** Begin Source data **
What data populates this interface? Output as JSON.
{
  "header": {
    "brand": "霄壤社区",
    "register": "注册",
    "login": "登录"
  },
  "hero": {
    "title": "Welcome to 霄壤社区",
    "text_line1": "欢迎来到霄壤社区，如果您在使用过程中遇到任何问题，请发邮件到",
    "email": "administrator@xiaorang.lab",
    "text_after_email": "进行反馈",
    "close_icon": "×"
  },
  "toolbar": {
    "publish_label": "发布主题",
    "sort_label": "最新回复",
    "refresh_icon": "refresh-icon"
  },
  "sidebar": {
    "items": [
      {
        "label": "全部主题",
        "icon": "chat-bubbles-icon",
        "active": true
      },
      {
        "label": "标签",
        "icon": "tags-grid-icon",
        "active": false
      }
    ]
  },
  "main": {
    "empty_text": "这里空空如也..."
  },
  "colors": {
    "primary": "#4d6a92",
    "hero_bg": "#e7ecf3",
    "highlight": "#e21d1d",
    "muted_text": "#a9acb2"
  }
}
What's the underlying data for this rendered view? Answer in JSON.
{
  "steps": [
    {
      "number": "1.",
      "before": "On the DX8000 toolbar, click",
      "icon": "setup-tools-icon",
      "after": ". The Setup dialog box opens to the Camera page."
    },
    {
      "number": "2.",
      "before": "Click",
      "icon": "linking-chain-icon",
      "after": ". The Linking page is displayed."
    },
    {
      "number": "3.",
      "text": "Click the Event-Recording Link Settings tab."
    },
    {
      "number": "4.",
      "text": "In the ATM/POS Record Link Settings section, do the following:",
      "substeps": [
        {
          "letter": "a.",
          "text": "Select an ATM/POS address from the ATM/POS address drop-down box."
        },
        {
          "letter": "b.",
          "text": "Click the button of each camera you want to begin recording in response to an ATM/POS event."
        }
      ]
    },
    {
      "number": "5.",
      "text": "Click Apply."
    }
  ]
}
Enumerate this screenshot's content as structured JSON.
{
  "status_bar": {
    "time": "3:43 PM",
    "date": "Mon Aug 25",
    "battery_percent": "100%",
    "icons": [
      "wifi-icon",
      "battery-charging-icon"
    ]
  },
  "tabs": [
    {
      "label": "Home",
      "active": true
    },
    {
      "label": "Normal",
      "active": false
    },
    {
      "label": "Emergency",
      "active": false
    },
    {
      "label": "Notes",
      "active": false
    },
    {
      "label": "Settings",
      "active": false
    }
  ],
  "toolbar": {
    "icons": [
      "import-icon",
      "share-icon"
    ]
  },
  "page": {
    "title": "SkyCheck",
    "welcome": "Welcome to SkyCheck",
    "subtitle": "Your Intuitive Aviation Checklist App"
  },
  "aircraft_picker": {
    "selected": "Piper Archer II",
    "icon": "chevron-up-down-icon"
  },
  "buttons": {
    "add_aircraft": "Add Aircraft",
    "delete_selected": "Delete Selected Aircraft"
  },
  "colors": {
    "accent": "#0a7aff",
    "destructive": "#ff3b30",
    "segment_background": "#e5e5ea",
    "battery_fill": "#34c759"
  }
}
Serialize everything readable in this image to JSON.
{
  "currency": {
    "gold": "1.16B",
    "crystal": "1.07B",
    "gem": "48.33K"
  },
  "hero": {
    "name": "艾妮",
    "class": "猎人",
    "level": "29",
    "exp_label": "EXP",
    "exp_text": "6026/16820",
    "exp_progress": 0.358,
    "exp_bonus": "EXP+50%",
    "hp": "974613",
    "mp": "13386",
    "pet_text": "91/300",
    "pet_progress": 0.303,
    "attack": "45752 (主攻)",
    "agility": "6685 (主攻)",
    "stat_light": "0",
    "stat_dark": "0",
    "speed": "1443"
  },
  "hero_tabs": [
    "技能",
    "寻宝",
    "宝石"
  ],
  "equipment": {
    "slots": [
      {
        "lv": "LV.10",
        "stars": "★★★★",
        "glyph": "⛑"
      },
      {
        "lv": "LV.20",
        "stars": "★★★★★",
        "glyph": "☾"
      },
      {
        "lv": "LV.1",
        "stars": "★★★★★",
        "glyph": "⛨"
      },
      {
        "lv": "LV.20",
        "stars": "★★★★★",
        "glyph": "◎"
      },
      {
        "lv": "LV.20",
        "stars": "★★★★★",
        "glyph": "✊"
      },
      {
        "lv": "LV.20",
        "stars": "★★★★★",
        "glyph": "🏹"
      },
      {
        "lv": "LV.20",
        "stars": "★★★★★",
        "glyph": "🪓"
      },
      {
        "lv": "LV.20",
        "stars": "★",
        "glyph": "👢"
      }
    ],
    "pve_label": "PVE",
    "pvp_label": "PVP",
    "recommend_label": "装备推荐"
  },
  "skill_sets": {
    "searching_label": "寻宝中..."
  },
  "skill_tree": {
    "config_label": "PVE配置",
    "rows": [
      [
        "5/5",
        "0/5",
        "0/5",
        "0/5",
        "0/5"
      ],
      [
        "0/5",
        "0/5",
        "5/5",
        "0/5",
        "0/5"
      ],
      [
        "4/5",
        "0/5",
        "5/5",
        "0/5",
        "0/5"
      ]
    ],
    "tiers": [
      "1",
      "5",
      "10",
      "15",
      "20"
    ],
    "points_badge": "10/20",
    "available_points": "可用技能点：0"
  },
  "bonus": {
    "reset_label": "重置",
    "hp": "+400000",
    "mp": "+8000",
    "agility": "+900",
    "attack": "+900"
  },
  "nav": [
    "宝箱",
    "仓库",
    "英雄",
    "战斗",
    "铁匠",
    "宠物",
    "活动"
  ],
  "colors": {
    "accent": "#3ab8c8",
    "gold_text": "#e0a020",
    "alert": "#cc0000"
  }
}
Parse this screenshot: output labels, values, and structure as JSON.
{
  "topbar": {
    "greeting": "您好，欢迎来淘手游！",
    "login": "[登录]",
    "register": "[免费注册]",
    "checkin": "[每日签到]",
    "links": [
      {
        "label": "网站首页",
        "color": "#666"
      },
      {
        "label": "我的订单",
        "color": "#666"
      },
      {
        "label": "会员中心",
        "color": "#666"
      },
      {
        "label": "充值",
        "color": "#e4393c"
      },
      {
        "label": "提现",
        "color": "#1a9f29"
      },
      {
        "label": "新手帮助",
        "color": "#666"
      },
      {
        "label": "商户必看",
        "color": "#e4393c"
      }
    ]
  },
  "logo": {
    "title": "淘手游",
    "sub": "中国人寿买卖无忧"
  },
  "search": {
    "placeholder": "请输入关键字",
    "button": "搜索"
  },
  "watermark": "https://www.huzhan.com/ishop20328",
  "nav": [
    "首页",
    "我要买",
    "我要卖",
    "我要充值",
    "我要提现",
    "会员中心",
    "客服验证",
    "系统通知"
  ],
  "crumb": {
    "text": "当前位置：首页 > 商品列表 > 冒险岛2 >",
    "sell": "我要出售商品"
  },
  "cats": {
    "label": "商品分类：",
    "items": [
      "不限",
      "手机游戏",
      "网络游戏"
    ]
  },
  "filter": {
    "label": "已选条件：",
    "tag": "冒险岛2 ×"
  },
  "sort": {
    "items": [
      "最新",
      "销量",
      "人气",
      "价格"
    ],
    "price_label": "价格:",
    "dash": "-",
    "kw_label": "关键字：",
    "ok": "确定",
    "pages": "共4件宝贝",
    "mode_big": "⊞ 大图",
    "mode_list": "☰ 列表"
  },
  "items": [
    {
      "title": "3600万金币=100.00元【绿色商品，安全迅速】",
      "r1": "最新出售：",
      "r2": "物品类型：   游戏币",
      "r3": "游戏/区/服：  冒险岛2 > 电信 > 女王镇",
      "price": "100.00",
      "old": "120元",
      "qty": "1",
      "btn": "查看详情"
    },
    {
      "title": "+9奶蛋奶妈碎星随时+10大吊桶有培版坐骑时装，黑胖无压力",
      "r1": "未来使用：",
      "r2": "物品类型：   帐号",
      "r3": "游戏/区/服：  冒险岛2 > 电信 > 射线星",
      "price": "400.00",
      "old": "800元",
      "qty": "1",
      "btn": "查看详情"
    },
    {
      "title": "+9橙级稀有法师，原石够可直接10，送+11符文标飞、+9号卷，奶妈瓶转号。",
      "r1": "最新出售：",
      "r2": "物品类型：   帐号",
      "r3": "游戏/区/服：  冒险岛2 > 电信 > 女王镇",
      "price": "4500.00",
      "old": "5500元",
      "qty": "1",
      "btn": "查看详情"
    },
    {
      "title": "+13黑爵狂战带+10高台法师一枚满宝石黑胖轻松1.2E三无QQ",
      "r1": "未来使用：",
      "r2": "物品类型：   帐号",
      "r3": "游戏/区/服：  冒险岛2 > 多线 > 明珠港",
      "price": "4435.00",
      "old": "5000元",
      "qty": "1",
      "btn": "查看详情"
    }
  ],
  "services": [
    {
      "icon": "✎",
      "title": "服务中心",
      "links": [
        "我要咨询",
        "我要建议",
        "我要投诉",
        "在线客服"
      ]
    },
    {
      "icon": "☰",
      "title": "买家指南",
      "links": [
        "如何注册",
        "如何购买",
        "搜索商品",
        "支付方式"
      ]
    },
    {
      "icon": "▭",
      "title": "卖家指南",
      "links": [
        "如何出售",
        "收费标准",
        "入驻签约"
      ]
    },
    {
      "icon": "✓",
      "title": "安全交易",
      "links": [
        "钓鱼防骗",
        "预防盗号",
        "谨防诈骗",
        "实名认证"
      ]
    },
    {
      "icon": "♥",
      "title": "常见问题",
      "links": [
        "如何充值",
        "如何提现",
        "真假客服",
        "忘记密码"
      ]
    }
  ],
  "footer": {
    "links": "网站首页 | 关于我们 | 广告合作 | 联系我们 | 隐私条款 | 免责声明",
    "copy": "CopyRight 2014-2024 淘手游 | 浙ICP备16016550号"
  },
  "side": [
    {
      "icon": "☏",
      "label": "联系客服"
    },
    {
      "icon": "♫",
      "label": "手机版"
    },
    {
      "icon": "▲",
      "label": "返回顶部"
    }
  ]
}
** End Source data **
▶ _What you have to do_
Check each line of the entries for the string "SkyCheck". Copy the lines that have it.

▶ _Result of this task_
    "title": "SkyCheck",
    "welcome": "Welcome to SkyCheck",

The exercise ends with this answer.